Determine which lines of the records include the word "Retail", and copy them.

**** Record list

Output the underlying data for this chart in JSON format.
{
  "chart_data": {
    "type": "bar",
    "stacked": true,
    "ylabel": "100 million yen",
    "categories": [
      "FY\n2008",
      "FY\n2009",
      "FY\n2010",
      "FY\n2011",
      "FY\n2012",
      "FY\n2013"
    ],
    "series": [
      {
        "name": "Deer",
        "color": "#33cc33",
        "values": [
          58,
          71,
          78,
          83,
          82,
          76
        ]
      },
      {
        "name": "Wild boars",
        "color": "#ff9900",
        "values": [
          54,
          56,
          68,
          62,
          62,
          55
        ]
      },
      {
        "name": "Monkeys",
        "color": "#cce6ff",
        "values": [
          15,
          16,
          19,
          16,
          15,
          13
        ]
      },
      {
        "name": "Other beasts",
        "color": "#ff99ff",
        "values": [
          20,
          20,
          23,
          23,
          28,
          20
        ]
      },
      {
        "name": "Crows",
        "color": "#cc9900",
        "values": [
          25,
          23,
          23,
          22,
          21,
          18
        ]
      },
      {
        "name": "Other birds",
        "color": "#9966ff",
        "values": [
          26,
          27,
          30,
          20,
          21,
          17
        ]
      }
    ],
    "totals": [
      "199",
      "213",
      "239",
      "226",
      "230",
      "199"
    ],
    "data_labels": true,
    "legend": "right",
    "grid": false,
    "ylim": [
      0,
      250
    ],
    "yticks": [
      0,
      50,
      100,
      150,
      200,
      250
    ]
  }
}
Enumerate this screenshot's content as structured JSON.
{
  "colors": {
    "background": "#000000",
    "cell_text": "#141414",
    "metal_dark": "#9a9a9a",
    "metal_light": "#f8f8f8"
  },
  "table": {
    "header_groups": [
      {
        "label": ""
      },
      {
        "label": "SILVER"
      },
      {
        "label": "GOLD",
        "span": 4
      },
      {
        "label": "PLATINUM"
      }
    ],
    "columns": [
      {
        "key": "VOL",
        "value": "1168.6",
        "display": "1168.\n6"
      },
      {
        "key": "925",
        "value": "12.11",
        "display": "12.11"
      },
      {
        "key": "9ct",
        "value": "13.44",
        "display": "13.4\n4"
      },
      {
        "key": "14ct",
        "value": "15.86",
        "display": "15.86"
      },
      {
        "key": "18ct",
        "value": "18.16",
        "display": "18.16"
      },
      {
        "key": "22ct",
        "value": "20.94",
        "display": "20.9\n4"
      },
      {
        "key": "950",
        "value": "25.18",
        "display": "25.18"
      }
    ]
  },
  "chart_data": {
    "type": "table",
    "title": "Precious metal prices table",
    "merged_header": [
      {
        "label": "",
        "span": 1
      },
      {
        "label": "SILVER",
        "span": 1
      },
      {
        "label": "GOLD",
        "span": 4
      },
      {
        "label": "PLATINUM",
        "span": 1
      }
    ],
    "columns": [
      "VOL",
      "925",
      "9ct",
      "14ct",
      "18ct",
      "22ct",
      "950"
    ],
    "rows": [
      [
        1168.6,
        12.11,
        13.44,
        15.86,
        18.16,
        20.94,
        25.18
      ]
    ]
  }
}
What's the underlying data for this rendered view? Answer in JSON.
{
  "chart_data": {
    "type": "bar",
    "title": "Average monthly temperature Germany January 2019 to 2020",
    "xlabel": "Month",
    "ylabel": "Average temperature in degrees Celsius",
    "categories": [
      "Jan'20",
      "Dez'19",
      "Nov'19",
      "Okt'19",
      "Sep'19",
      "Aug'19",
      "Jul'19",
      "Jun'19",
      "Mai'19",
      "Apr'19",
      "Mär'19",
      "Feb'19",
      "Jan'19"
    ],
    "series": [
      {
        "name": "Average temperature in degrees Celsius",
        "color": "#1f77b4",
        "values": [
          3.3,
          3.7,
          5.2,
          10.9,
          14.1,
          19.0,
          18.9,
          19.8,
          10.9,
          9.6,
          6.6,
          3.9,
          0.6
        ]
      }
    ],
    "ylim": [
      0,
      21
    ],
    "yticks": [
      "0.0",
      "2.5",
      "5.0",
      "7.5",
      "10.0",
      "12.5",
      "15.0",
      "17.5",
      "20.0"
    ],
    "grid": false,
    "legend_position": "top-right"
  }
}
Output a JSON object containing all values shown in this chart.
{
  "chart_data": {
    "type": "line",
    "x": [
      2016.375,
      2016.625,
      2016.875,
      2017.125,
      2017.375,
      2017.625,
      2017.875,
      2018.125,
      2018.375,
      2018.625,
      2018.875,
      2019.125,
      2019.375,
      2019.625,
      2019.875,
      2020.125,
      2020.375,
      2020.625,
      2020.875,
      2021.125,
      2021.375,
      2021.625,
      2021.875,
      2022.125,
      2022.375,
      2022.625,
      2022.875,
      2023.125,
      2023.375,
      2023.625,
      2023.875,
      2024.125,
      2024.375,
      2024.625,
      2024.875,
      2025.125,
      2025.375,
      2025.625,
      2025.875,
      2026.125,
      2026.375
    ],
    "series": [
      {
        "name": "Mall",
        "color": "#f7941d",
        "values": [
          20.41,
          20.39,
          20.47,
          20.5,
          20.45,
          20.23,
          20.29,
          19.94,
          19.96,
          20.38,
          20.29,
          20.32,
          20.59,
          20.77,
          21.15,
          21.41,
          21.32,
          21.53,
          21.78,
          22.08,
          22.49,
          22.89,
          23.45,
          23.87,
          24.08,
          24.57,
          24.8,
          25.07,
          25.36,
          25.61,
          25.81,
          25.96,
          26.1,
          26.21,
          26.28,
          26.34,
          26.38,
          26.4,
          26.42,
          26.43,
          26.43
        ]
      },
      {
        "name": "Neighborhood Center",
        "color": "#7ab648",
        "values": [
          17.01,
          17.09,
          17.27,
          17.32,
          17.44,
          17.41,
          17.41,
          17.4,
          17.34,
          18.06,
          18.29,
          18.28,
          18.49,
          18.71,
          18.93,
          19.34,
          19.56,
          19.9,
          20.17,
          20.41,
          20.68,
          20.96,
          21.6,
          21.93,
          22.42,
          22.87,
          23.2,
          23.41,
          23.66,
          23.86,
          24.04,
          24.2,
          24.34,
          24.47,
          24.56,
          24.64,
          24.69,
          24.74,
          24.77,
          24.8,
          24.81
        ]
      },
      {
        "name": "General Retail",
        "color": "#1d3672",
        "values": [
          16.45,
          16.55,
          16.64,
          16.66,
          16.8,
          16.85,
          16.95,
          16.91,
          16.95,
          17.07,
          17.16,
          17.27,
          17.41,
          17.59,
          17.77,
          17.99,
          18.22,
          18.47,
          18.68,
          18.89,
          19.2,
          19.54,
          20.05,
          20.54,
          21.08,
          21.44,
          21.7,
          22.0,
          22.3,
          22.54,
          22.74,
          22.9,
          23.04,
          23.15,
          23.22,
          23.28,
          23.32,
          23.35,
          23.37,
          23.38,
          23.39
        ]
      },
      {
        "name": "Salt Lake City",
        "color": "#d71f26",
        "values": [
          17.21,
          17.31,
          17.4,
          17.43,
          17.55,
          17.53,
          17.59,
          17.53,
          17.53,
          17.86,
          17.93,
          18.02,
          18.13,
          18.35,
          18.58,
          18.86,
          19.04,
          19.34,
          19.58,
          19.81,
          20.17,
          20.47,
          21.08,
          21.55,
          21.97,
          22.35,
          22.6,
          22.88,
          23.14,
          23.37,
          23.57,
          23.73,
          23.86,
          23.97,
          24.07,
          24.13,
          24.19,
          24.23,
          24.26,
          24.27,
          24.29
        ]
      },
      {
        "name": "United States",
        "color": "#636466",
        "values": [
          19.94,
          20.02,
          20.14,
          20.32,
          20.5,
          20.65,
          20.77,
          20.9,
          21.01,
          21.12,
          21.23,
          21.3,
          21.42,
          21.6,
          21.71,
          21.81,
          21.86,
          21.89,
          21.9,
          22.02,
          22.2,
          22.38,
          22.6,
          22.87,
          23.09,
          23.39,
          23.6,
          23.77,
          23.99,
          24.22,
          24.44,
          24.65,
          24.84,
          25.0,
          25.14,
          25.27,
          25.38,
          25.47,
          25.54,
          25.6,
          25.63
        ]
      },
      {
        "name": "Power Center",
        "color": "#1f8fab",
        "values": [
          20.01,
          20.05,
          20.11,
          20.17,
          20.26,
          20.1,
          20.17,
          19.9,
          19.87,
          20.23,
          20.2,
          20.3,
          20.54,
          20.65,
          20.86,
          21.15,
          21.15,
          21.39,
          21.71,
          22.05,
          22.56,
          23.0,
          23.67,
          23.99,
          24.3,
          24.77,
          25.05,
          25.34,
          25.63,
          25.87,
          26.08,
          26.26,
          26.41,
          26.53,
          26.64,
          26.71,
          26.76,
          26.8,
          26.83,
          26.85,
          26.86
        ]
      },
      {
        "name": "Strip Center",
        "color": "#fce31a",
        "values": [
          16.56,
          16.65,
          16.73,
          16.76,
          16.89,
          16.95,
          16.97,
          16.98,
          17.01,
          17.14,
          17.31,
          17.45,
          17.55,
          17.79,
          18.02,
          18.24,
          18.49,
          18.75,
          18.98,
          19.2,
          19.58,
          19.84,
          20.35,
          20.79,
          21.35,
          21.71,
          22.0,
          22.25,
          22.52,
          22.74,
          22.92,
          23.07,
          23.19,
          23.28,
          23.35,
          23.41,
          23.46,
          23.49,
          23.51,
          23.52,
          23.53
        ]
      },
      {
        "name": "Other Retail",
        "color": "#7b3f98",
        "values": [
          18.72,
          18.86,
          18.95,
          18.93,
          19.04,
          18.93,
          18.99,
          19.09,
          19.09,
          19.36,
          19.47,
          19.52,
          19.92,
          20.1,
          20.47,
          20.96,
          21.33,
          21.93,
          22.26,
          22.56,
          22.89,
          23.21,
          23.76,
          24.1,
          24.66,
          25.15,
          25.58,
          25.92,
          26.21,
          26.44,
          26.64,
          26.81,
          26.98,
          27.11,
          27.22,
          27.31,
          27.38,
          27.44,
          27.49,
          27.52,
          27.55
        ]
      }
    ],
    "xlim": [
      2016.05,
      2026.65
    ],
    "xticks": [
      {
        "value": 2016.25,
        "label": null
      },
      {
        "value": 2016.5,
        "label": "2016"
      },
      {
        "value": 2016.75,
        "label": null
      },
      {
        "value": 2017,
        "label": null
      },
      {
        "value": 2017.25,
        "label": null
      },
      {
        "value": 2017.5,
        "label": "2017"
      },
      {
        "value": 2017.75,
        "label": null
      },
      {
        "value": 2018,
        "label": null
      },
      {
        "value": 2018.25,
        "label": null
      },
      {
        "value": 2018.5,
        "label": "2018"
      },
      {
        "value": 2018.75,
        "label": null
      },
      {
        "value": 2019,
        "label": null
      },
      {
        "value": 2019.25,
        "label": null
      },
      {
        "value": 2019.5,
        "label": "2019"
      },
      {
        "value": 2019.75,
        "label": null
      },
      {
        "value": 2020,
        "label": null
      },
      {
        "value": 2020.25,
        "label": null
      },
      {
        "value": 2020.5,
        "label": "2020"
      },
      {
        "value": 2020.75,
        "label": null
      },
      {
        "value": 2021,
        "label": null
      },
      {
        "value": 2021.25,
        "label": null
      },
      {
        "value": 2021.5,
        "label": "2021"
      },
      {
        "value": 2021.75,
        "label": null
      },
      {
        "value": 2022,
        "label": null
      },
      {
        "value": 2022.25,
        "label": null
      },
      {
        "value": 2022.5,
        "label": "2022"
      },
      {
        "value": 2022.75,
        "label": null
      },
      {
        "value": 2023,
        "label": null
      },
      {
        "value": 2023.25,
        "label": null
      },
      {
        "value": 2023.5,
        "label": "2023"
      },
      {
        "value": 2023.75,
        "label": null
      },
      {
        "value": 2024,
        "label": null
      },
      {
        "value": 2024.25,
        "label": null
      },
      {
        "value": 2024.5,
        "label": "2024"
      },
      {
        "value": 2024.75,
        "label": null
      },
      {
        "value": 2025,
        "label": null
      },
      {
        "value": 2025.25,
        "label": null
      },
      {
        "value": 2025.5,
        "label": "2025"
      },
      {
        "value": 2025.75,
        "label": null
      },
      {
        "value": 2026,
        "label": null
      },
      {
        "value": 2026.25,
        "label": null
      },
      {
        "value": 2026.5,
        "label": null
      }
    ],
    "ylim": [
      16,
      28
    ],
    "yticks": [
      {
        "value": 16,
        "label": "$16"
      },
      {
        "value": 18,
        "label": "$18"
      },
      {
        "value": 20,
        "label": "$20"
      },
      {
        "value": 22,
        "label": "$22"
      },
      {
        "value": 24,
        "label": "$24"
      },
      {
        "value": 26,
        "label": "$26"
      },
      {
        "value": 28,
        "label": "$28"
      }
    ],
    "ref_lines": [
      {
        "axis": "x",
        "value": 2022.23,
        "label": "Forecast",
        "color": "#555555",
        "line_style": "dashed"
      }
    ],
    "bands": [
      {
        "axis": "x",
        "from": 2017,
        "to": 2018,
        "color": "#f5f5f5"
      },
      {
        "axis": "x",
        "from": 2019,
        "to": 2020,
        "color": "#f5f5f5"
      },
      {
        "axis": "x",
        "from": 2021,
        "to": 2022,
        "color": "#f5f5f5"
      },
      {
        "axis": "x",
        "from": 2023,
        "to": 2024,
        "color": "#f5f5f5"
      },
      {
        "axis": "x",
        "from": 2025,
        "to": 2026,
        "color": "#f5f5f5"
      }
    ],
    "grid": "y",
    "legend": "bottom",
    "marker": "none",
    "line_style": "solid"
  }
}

********

§ Completed task:
        "name": "General Retail",
        "name": "Other Retail",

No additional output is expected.